▶ To do: Reproduce all entries word for word.

▶ Dataset records:

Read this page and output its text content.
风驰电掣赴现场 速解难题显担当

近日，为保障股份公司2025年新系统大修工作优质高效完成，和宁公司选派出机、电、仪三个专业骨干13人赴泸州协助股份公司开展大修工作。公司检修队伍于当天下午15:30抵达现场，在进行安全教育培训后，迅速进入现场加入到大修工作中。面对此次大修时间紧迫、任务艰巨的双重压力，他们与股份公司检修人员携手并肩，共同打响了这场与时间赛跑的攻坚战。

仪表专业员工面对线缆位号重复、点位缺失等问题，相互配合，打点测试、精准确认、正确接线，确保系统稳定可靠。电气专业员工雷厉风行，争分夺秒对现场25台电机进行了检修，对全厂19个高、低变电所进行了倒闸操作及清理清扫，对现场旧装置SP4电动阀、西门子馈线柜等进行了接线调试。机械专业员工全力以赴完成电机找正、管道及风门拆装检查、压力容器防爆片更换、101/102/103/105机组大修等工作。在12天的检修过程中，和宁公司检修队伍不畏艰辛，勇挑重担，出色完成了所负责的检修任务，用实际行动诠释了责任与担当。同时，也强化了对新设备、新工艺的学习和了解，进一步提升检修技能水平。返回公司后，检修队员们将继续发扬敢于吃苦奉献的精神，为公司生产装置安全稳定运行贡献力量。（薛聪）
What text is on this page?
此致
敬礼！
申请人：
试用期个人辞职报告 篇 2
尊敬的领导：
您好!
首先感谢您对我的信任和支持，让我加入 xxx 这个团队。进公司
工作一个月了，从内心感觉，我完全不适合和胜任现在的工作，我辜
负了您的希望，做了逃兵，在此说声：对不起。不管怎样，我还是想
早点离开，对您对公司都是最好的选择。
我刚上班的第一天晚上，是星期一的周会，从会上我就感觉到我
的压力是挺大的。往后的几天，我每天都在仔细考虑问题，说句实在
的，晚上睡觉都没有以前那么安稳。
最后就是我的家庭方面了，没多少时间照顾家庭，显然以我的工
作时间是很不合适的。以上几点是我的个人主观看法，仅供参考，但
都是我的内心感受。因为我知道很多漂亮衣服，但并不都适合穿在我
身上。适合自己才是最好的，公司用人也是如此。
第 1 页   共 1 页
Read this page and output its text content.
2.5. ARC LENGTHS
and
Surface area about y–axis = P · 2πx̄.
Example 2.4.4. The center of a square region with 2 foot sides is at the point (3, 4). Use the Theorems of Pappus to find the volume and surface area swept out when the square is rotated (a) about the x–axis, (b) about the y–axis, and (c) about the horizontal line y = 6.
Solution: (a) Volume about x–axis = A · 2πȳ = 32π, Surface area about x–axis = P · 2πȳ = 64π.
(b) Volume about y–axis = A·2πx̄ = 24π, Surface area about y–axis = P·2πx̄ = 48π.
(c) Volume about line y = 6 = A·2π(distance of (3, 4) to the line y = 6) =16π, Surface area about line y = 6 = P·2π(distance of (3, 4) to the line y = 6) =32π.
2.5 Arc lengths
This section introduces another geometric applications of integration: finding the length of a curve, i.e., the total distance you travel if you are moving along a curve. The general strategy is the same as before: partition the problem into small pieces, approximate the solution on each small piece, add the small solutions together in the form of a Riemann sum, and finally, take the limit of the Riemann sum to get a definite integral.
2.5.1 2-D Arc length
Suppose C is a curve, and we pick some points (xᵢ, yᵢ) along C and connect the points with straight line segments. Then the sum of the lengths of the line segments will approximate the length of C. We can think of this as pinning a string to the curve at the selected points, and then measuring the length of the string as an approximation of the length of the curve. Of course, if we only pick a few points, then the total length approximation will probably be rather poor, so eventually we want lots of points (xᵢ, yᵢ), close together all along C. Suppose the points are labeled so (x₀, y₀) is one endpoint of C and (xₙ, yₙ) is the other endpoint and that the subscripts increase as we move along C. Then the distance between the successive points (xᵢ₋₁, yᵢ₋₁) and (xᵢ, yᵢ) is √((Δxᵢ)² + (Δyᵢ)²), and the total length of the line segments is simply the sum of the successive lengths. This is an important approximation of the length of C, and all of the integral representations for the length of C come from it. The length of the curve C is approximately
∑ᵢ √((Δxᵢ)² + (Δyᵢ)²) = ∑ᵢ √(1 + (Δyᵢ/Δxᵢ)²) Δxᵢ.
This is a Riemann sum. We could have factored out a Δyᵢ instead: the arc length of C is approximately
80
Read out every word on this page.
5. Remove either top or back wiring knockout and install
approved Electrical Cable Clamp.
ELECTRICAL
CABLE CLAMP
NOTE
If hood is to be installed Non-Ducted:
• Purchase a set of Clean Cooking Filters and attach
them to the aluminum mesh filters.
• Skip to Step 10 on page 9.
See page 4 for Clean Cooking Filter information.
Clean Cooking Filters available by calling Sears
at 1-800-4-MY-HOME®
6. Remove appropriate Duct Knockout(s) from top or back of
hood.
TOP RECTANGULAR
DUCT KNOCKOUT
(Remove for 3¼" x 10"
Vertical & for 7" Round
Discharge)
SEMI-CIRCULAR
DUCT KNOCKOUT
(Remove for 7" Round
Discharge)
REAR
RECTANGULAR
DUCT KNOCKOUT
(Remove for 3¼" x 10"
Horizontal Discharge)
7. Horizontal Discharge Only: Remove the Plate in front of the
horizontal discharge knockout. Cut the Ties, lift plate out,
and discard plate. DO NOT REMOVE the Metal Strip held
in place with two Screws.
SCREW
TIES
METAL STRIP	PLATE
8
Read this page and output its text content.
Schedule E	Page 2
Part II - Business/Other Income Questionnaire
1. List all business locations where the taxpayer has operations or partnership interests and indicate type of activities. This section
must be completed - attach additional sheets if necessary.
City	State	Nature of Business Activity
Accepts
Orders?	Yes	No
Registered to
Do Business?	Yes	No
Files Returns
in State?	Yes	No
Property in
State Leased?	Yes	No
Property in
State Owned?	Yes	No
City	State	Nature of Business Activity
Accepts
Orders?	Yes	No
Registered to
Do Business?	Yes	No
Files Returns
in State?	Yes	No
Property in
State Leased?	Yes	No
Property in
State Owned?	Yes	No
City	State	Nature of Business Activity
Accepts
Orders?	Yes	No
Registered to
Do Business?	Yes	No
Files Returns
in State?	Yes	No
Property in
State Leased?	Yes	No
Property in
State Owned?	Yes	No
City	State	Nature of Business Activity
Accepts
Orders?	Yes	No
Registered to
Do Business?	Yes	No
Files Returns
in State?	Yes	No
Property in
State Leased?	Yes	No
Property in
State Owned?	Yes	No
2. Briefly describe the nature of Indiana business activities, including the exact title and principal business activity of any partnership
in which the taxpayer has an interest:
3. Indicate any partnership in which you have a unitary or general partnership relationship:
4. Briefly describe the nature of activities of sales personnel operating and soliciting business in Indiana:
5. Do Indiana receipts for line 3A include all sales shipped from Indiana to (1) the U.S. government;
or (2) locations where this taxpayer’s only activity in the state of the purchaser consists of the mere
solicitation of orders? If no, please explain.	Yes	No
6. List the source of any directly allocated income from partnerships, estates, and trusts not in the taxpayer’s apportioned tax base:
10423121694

▶ Answer for this exercise:
Read this page and output its text content.
风驰电掣赴现场 速解难题显担当

近日，为保障股份公司2025年新系统大修工作优质高效完成，和宁公司选派出机、电、仪三个专业骨干13人赴泸州协助股份公司开展大修工作。公司检修队伍于当天下午15:30抵达现场，在进行安全教育培训后，迅速进入现场加入到大修工作中。面对此次大修时间紧迫、任务艰巨的双重压力，他们与股份公司检修人员携手并肩，共同打响了这场与时间赛跑的攻坚战。

仪表专业员工面对线缆位号重复、点位缺失等问题，相互配合，打点测试、精准确认、正确接线，确保系统稳定可靠。电气专业员工雷厉风行，争分夺秒对现场25台电机进行了检修，对全厂19个高、低变电所进行了倒闸操作及清理清扫，对现场旧装置SP4电动阀、西门子馈线柜等进行了接线调试。机械专业员工全力以赴完成电机找正、管道及风门拆装检查、压力容器防爆片更换、101/102/103/105机组大修等工作。在12天的检修过程中，和宁公司检修队伍不畏艰辛，勇挑重担，出色完成了所负责的检修任务，用实际行动诠释了责任与担当。同时，也强化了对新设备、新工艺的学习和了解，进一步提升检修技能水平。返回公司后，检修队员们将继续发扬敢于吃苦奉献的精神，为公司生产装置安全稳定运行贡献力量。（薛聪）
What text is on this page?
此致
敬礼！
申请人：
试用期个人辞职报告 篇 2
尊敬的领导：
您好!
首先感谢您对我的信任和支持，让我加入 xxx 这个团队。进公司
工作一个月了，从内心感觉，我完全不适合和胜任现在的工作，我辜
负了您的希望，做了逃兵，在此说声：对不起。不管怎样，我还是想
早点离开，对您对公司都是最好的选择。
我刚上班的第一天晚上，是星期一的周会，从会上我就感觉到我
的压力是挺大的。往后的几天，我每天都在仔细考虑问题，说句实在
的，晚上睡觉都没有以前那么安稳。
最后就是我的家庭方面了，没多少时间照顾家庭，显然以我的工
作时间是很不合适的。以上几点是我的个人主观看法，仅供参考，但
都是我的内心感受。因为我知道很多漂亮衣服，但并不都适合穿在我
身上。适合自己才是最好的，公司用人也是如此。
第 1 页   共 1 页
Read this page and output its text content.
2.5. ARC LENGTHS
and
Surface area about y–axis = P · 2πx̄.
Example 2.4.4. The center of a square region with 2 foot sides is at the point (3, 4). Use the Theorems of Pappus to find the volume and surface area swept out when the square is rotated (a) about the x–axis, (b) about the y–axis, and (c) about the horizontal line y = 6.
Solution: (a) Volume about x–axis = A · 2πȳ = 32π, Surface area about x–axis = P · 2πȳ = 64π.
(b) Volume about y–axis = A·2πx̄ = 24π, Surface area about y–axis = P·2πx̄ = 48π.
(c) Volume about line y = 6 = A·2π(distance of (3, 4) to the line y = 6) =16π, Surface area about line y = 6 = P·2π(distance of (3, 4) to the line y = 6) =32π.
2.5 Arc lengths
This section introduces another geometric applications of integration: finding the length of a curve, i.e., the total distance you travel if you are moving along a curve. The general strategy is the same as before: partition the problem into small pieces, approximate the solution on each small piece, add the small solutions together in the form of a Riemann sum, and finally, take the limit of the Riemann sum to get a definite integral.
2.5.1 2-D Arc length
Suppose C is a curve, and we pick some points (xᵢ, yᵢ) along C and connect the points with straight line segments. Then the sum of the lengths of the line segments will approximate the length of C. We can think of this as pinning a string to the curve at the selected points, and then measuring the length of the string as an approximation of the length of the curve. Of course, if we only pick a few points, then the total length approximation will probably be rather poor, so eventually we want lots of points (xᵢ, yᵢ), close together all along C. Suppose the points are labeled so (x₀, y₀) is one endpoint of C and (xₙ, yₙ) is the other endpoint and that the subscripts increase as we move along C. Then the distance between the successive points (xᵢ₋₁, yᵢ₋₁) and (xᵢ, yᵢ) is √((Δxᵢ)² + (Δyᵢ)²), and the total length of the line segments is simply the sum of the successive lengths. This is an important approximation of the length of C, and all of the integral representations for the length of C come from it. The length of the curve C is approximately
∑ᵢ √((Δxᵢ)² + (Δyᵢ)²) = ∑ᵢ √(1 + (Δyᵢ/Δxᵢ)²) Δxᵢ.
This is a Riemann sum. We could have factored out a Δyᵢ instead: the arc length of C is approximately
80
Read out every word on this page.
5. Remove either top or back wiring knockout and install
approved Electrical Cable Clamp.
ELECTRICAL
CABLE CLAMP
NOTE
If hood is to be installed Non-Ducted:
• Purchase a set of Clean Cooking Filters and attach
them to the aluminum mesh filters.
• Skip to Step 10 on page 9.
See page 4 for Clean Cooking Filter information.
Clean Cooking Filters available by calling Sears
at 1-800-4-MY-HOME®
6. Remove appropriate Duct Knockout(s) from top or back of
hood.
TOP RECTANGULAR
DUCT KNOCKOUT
(Remove for 3¼" x 10"
Vertical & for 7" Round
Discharge)
SEMI-CIRCULAR
DUCT KNOCKOUT
(Remove for 7" Round
Discharge)
REAR
RECTANGULAR
DUCT KNOCKOUT
(Remove for 3¼" x 10"
Horizontal Discharge)
7. Horizontal Discharge Only: Remove the Plate in front of the
horizontal discharge knockout. Cut the Ties, lift plate out,
and discard plate. DO NOT REMOVE the Metal Strip held
in place with two Screws.
SCREW
TIES
METAL STRIP	PLATE
8
Read this page and output its text content.
Schedule E	Page 2
Part II - Business/Other Income Questionnaire
1. List all business locations where the taxpayer has operations or partnership interests and indicate type of activities. This section
must be completed - attach additional sheets if necessary.
City	State	Nature of Business Activity
Accepts
Orders?	Yes	No
Registered to
Do Business?	Yes	No
Files Returns
in State?	Yes	No
Property in
State Leased?	Yes	No
Property in
State Owned?	Yes	No
City	State	Nature of Business Activity
Accepts
Orders?	Yes	No
Registered to
Do Business?	Yes	No
Files Returns
in State?	Yes	No
Property in
State Leased?	Yes	No
Property in
State Owned?	Yes	No
City	State	Nature of Business Activity
Accepts
Orders?	Yes	No
Registered to
Do Business?	Yes	No
Files Returns
in State?	Yes	No
Property in
State Leased?	Yes	No
Property in
State Owned?	Yes	No
City	State	Nature of Business Activity
Accepts
Orders?	Yes	No
Registered to
Do Business?	Yes	No
Files Returns
in State?	Yes	No
Property in
State Leased?	Yes	No
Property in
State Owned?	Yes	No
2. Briefly describe the nature of Indiana business activities, including the exact title and principal business activity of any partnership
in which the taxpayer has an interest:
3. Indicate any partnership in which you have a unitary or general partnership relationship:
4. Briefly describe the nature of activities of sales personnel operating and soliciting business in Indiana:
5. Do Indiana receipts for line 3A include all sales shipped from Indiana to (1) the U.S. government;
or (2) locations where this taxpayer’s only activity in the state of the purchaser consists of the mere
solicitation of orders? If no, please explain.	Yes	No
6. List the source of any directly allocated income from partnerships, estates, and trusts not in the taxpayer’s apportioned tax base:
10423121694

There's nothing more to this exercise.